**** Document excerpt

As best I can tell, the current desire to reevaluate is really based on a belief that not enough rigorous clinical studies have been done, and as a physician scientist, I’m having a hard time reconciling that with the numerous studies that have been published on the safety and efficacy of these longstanding vaccines.
We’re talking about vaccines that have been used for decades and have already proven efficacy in saving lives. So although no vaccines are 100% safe, when you evaluate the benefits versus the risk, the benefits for these, particularly childhood vaccines, far outweigh any of the risks that are talked about these days on social media.
The most visible part of this discussion is this question, in 2026, of whether childhood vaccines cause autism. There is absolutely no research to reevaluate that link based on the numerous studies.
The original study that people talk about that had just a handful of individuals that have been totally debunked and disproven is the only literature out there. There is no other literature that would make a scientist like myself truly feel like there’s a need to reevaluate this. My bigger concern is the consequences of even suggesting reevaluation, because that immediately leads to less vaccines being given.

Does Texas Biomed have a role in efforts to rebuild public trust in vaccine science?

********
**** Records provided

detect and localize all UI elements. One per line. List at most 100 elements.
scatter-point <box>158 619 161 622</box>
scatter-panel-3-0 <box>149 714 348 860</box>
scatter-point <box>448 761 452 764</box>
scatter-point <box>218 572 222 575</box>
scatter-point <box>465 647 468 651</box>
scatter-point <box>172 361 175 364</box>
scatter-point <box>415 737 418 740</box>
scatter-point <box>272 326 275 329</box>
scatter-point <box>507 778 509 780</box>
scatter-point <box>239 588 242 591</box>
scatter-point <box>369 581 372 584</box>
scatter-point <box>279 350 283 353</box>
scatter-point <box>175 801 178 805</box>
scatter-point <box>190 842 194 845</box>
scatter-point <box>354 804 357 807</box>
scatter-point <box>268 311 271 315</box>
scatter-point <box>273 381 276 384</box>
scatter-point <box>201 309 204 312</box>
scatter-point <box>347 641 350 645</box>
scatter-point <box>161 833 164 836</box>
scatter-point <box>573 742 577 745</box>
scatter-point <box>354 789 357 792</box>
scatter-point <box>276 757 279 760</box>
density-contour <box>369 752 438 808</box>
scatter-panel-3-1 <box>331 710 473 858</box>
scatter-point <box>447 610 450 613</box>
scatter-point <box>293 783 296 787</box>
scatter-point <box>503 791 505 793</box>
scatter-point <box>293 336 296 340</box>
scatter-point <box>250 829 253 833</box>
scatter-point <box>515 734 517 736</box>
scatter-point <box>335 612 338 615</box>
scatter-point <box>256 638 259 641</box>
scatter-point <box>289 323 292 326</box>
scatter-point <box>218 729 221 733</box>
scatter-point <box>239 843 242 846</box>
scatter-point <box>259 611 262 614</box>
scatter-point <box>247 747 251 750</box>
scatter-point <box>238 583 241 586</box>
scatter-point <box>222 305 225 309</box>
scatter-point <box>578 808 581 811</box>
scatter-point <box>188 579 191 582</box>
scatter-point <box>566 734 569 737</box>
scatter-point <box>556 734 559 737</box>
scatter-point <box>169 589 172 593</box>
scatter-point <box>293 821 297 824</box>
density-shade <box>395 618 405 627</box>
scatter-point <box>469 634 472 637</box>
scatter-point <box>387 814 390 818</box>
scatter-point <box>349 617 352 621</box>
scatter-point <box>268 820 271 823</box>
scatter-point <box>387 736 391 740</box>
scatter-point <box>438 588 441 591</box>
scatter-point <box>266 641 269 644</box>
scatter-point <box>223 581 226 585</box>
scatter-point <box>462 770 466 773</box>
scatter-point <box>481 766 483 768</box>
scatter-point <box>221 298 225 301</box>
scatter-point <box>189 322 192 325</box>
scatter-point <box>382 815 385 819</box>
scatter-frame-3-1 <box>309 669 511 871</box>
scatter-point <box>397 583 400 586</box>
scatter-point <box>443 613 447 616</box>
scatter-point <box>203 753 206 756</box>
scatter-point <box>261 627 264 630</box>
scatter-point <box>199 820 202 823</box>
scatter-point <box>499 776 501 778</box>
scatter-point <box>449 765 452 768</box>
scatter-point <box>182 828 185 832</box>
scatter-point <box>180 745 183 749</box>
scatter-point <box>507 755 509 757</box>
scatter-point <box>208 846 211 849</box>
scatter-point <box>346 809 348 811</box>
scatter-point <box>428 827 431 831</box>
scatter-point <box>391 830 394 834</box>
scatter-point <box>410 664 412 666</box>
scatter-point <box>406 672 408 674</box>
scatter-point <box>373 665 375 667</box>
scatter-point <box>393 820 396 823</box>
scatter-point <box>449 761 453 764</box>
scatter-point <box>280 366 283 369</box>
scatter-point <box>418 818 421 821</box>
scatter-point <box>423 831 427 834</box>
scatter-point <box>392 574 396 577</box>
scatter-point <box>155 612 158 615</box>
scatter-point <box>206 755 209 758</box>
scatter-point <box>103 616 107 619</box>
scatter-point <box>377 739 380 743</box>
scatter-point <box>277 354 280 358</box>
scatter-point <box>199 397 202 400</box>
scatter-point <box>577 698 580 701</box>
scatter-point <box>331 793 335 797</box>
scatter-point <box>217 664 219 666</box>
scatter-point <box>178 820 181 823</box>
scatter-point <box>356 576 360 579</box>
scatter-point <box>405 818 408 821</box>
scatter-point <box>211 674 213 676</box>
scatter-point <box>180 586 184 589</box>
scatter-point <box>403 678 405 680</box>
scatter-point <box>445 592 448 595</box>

********

Tasks for this exercise
• 1. In the interview about childhood vaccine safety, retype the stretch from "The most visible" through "the numerous studies.".
• 2. Extend the interview about childhood vaccine safety beyond its final line.

Response list
• 1.
The most visible part of this discussion is this question, in 2026, of whether childhood vaccines cause autism. There is absolutely no research to reevaluate that link based on the numerous studies.

• 2.
There’s no easy solution. I think that Texas Biomed really does want to place itself in a leadership role as content experts. [We] spend significant time in our educational programs, and that includes our STEM K-12 programs. We have a very active educational program where we talk about what vaccines are. First we have to describe vaccines, what they actually are, how they actually work.
Recently we had an event, and there were over 100 women with young children in the audience, and we presented information about vaccines. And it was really to [ask], “What are your questions? What are your concerns? Where’s the information coming from?” The answer is not, “I’m a scientist” or “I’m a doctor and know what’s right.” I think it’s a matter of trying to understand how individuals have developed their concern and try to meet that and then try to provide information to them.
You said during a bigcitysmalltown episode in May that Texas Biomed was largely insulated from the federal funding cuts to research. Is that still true?
It is. We continue on the back half of a 10-year strategic plan in modernizing our campus and continuing to recruit talent to the institute. So in many ways, it is continuing business as usual.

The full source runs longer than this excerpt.